## DESCRIPTION OF THE TASK
Reproduce every entry in the listing without alteration.

-- start THE RECORDS --

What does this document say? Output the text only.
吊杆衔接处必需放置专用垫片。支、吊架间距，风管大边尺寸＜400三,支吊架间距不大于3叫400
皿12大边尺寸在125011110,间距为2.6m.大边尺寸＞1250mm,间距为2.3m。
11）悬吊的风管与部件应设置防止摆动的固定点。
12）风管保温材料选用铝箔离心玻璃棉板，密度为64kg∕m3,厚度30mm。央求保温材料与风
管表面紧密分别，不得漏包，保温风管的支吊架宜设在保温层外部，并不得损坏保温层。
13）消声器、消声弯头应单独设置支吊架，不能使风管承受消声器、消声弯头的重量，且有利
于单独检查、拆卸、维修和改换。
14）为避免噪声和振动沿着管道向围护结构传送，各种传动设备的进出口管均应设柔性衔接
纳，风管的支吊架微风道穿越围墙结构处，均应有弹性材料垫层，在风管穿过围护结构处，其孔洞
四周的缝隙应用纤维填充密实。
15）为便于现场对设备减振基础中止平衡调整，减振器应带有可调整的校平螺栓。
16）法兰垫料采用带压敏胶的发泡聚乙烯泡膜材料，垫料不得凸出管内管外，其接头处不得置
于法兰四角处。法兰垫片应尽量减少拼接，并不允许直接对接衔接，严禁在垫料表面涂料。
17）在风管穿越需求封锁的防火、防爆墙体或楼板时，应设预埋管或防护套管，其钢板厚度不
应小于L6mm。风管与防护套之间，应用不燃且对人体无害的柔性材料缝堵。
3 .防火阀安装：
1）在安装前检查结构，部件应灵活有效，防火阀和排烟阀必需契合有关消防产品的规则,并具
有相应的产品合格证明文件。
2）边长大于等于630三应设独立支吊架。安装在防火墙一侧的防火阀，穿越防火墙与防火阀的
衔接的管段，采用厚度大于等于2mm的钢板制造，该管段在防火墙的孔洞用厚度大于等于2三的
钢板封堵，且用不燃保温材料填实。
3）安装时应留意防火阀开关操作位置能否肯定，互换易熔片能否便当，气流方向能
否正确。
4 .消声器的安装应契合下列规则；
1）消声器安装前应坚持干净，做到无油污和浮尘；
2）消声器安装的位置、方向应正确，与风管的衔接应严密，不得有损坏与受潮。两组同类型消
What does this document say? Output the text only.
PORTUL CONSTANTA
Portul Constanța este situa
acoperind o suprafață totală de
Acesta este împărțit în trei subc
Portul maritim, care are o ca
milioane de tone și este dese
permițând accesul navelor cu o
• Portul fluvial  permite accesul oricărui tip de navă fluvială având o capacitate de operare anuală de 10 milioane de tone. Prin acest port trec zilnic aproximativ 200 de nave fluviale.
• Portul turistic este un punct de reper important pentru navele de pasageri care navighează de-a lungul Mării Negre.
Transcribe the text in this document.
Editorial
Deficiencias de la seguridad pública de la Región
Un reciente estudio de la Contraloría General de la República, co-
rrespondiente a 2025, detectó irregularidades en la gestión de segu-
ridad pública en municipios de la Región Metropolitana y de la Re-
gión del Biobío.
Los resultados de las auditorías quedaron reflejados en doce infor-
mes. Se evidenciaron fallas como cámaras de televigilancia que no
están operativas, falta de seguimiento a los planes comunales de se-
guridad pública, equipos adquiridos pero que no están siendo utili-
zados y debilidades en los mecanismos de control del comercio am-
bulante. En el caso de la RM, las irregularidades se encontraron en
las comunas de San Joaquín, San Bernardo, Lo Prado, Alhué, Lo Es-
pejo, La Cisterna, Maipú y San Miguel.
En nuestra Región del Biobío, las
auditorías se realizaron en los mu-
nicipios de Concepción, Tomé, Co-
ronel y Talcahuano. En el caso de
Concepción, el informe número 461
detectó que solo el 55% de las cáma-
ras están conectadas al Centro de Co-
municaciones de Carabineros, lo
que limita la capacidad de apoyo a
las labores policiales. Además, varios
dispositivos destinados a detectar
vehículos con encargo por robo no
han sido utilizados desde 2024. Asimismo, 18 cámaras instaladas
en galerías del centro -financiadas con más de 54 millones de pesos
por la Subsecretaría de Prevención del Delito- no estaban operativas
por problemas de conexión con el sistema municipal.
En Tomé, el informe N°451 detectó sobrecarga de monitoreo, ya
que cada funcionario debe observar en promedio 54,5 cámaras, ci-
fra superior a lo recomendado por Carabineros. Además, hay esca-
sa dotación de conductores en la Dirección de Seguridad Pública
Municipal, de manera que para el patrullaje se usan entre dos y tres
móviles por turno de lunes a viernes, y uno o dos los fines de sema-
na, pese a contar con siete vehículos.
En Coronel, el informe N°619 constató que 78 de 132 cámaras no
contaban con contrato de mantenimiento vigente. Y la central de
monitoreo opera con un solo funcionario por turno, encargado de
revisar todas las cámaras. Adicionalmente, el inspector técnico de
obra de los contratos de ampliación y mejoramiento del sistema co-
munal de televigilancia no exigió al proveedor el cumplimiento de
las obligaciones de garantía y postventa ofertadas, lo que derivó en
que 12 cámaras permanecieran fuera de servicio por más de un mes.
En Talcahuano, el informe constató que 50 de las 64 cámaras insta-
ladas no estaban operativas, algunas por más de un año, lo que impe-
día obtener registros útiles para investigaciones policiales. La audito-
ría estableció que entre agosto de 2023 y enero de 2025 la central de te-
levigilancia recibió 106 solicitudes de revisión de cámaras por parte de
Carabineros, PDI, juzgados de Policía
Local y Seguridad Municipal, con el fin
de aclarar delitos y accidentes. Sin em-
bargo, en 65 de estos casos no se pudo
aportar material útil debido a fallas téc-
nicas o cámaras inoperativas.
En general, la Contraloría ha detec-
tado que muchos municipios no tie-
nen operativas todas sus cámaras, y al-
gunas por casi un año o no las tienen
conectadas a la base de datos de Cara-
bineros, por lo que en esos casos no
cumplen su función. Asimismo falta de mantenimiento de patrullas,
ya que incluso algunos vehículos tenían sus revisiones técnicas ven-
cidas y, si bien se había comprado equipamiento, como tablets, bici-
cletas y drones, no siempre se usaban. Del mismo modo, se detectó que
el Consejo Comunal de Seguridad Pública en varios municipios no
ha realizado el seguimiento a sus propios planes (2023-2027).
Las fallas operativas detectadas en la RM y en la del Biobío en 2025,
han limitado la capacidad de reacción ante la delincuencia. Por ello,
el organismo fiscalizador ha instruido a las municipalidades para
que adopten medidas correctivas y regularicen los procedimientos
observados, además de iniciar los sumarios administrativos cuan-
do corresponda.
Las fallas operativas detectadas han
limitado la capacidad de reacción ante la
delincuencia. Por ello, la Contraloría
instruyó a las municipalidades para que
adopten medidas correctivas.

-- end THE RECORDS --

## COMPLETED TASK
What does this document say? Output the text only.
吊杆衔接处必需放置专用垫片。支、吊架间距，风管大边尺寸＜400三,支吊架间距不大于3叫400
皿12大边尺寸在125011110,间距为2.6m.大边尺寸＞1250mm,间距为2.3m。
11）悬吊的风管与部件应设置防止摆动的固定点。
12）风管保温材料选用铝箔离心玻璃棉板，密度为64kg∕m3,厚度30mm。央求保温材料与风
管表面紧密分别，不得漏包，保温风管的支吊架宜设在保温层外部，并不得损坏保温层。
13）消声器、消声弯头应单独设置支吊架，不能使风管承受消声器、消声弯头的重量，且有利
于单独检查、拆卸、维修和改换。
14）为避免噪声和振动沿着管道向围护结构传送，各种传动设备的进出口管均应设柔性衔接
纳，风管的支吊架微风道穿越围墙结构处，均应有弹性材料垫层，在风管穿过围护结构处，其孔洞
四周的缝隙应用纤维填充密实。
15）为便于现场对设备减振基础中止平衡调整，减振器应带有可调整的校平螺栓。
16）法兰垫料采用带压敏胶的发泡聚乙烯泡膜材料，垫料不得凸出管内管外，其接头处不得置
于法兰四角处。法兰垫片应尽量减少拼接，并不允许直接对接衔接，严禁在垫料表面涂料。
17）在风管穿越需求封锁的防火、防爆墙体或楼板时，应设预埋管或防护套管，其钢板厚度不
应小于L6mm。风管与防护套之间，应用不燃且对人体无害的柔性材料缝堵。
3 .防火阀安装：
1）在安装前检查结构，部件应灵活有效，防火阀和排烟阀必需契合有关消防产品的规则,并具
有相应的产品合格证明文件。
2）边长大于等于630三应设独立支吊架。安装在防火墙一侧的防火阀，穿越防火墙与防火阀的
衔接的管段，采用厚度大于等于2mm的钢板制造，该管段在防火墙的孔洞用厚度大于等于2三的
钢板封堵，且用不燃保温材料填实。
3）安装时应留意防火阀开关操作位置能否肯定，互换易熔片能否便当，气流方向能
否正确。
4 .消声器的安装应契合下列规则；
1）消声器安装前应坚持干净，做到无油污和浮尘；
2）消声器安装的位置、方向应正确，与风管的衔接应严密，不得有损坏与受潮。两组同类型消
What does this document say? Output the text only.
PORTUL CONSTANTA
Portul Constanța este situa
acoperind o suprafață totală de
Acesta este împărțit în trei subc
Portul maritim, care are o ca
milioane de tone și este dese
permițând accesul navelor cu o
• Portul fluvial  permite accesul oricărui tip de navă fluvială având o capacitate de operare anuală de 10 milioane de tone. Prin acest port trec zilnic aproximativ 200 de nave fluviale.
• Portul turistic este un punct de reper important pentru navele de pasageri care navighează de-a lungul Mării Negre.
Transcribe the text in this document.
Editorial
Deficiencias de la seguridad pública de la Región
Un reciente estudio de la Contraloría General de la República, co-
rrespondiente a 2025, detectó irregularidades en la gestión de segu-
ridad pública en municipios de la Región Metropolitana y de la Re-
gión del Biobío.
Los resultados de las auditorías quedaron reflejados en doce infor-
mes. Se evidenciaron fallas como cámaras de televigilancia que no
están operativas, falta de seguimiento a los planes comunales de se-
guridad pública, equipos adquiridos pero que no están siendo utili-
zados y debilidades en los mecanismos de control del comercio am-
bulante. En el caso de la RM, las irregularidades se encontraron en
las comunas de San Joaquín, San Bernardo, Lo Prado, Alhué, Lo Es-
pejo, La Cisterna, Maipú y San Miguel.
En nuestra Región del Biobío, las
auditorías se realizaron en los mu-
nicipios de Concepción, Tomé, Co-
ronel y Talcahuano. En el caso de
Concepción, el informe número 461
detectó que solo el 55% de las cáma-
ras están conectadas al Centro de Co-
municaciones de Carabineros, lo
que limita la capacidad de apoyo a
las labores policiales. Además, varios
dispositivos destinados a detectar
vehículos con encargo por robo no
han sido utilizados desde 2024. Asimismo, 18 cámaras instaladas
en galerías del centro -financiadas con más de 54 millones de pesos
por la Subsecretaría de Prevención del Delito- no estaban operativas
por problemas de conexión con el sistema municipal.
En Tomé, el informe N°451 detectó sobrecarga de monitoreo, ya
que cada funcionario debe observar en promedio 54,5 cámaras, ci-
fra superior a lo recomendado por Carabineros. Además, hay esca-
sa dotación de conductores en la Dirección de Seguridad Pública
Municipal, de manera que para el patrullaje se usan entre dos y tres
móviles por turno de lunes a viernes, y uno o dos los fines de sema-
na, pese a contar con siete vehículos.
En Coronel, el informe N°619 constató que 78 de 132 cámaras no
contaban con contrato de mantenimiento vigente. Y la central de
monitoreo opera con un solo funcionario por turno, encargado de
revisar todas las cámaras. Adicionalmente, el inspector técnico de
obra de los contratos de ampliación y mejoramiento del sistema co-
munal de televigilancia no exigió al proveedor el cumplimiento de
las obligaciones de garantía y postventa ofertadas, lo que derivó en
que 12 cámaras permanecieran fuera de servicio por más de un mes.
En Talcahuano, el informe constató que 50 de las 64 cámaras insta-
ladas no estaban operativas, algunas por más de un año, lo que impe-
día obtener registros útiles para investigaciones policiales. La audito-
ría estableció que entre agosto de 2023 y enero de 2025 la central de te-
levigilancia recibió 106 solicitudes de revisión de cámaras por parte de
Carabineros, PDI, juzgados de Policía
Local y Seguridad Municipal, con el fin
de aclarar delitos y accidentes. Sin em-
bargo, en 65 de estos casos no se pudo
aportar material útil debido a fallas téc-
nicas o cámaras inoperativas.
En general, la Contraloría ha detec-
tado que muchos municipios no tie-
nen operativas todas sus cámaras, y al-
gunas por casi un año o no las tienen
conectadas a la base de datos de Cara-
bineros, por lo que en esos casos no
cumplen su función. Asimismo falta de mantenimiento de patrullas,
ya que incluso algunos vehículos tenían sus revisiones técnicas ven-
cidas y, si bien se había comprado equipamiento, como tablets, bici-
cletas y drones, no siempre se usaban. Del mismo modo, se detectó que
el Consejo Comunal de Seguridad Pública en varios municipios no
ha realizado el seguimiento a sus propios planes (2023-2027).
Las fallas operativas detectadas en la RM y en la del Biobío en 2025,
han limitado la capacidad de reacción ante la delincuencia. Por ello,
el organismo fiscalizador ha instruido a las municipalidades para
que adopten medidas correctivas y regularicen los procedimientos
observados, además de iniciar los sumarios administrativos cuan-
do corresponda.
Las fallas operativas detectadas han
limitado la capacidad de reacción ante la
delincuencia. Por ello, la Contraloría
instruyó a las municipalidades para que
adopten medidas correctivas.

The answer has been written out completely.